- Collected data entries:
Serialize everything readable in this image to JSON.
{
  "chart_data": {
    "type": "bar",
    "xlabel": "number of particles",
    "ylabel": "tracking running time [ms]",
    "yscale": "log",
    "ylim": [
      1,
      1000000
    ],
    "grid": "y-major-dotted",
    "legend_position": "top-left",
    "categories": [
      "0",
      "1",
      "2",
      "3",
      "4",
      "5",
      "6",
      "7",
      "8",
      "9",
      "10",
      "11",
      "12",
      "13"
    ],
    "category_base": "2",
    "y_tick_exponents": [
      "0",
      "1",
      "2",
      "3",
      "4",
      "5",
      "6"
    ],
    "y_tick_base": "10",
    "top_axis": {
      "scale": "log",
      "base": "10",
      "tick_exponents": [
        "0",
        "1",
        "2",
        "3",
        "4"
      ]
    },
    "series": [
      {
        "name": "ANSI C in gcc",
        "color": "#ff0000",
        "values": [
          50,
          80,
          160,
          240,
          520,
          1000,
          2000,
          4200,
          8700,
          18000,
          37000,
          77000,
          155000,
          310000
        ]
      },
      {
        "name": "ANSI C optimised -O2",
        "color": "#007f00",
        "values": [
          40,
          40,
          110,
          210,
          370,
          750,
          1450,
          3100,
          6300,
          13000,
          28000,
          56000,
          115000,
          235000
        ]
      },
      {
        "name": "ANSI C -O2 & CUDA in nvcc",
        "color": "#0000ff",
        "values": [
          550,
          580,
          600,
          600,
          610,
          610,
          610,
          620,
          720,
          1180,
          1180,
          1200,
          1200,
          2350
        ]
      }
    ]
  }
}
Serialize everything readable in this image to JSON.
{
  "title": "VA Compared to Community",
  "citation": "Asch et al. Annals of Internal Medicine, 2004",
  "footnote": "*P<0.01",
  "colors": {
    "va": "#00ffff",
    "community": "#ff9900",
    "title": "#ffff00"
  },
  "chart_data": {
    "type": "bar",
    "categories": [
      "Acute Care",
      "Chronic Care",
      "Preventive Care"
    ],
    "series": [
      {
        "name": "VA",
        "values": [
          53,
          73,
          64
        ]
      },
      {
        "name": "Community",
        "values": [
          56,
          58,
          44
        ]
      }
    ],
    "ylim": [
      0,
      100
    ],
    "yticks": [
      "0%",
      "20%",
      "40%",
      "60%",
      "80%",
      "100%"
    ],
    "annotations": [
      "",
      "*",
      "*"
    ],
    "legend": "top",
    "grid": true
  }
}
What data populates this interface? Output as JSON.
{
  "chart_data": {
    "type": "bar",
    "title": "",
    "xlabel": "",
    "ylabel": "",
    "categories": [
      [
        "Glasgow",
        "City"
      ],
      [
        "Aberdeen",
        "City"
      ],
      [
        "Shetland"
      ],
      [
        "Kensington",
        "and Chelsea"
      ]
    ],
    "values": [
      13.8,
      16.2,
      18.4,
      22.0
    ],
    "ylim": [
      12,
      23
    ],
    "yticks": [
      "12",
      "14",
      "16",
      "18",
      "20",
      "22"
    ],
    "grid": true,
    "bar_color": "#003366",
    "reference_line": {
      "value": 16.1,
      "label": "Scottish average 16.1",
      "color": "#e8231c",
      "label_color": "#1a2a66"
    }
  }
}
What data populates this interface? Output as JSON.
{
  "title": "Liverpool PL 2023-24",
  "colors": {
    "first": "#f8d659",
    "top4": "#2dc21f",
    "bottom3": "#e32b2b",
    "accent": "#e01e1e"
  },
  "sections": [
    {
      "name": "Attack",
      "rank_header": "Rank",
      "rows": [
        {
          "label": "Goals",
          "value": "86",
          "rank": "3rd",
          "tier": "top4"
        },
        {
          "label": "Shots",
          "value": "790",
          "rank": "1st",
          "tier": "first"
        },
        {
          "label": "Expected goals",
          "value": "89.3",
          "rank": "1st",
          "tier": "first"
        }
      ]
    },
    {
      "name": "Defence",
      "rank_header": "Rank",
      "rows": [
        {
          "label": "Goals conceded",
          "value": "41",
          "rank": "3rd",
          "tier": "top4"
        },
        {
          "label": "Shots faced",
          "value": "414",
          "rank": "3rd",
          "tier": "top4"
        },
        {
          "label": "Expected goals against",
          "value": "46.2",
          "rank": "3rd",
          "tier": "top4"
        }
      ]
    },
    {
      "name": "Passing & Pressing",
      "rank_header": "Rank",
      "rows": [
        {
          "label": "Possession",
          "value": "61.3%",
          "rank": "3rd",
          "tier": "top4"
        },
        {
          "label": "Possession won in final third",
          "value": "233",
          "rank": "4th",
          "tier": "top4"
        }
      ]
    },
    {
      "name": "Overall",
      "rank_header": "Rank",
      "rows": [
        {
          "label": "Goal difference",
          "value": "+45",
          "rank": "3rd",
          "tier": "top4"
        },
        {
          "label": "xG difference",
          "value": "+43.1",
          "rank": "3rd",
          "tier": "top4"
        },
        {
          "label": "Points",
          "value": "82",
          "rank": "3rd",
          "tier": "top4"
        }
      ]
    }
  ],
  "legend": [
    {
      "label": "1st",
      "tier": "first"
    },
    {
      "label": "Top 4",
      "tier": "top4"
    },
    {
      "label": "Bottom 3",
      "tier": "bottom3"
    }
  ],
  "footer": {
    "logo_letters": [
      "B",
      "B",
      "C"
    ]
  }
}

- Given instruction: Pull out all lines containing "grid".

- Final result:
    "grid": "y-major-dotted",
    "grid": true
    "grid": true,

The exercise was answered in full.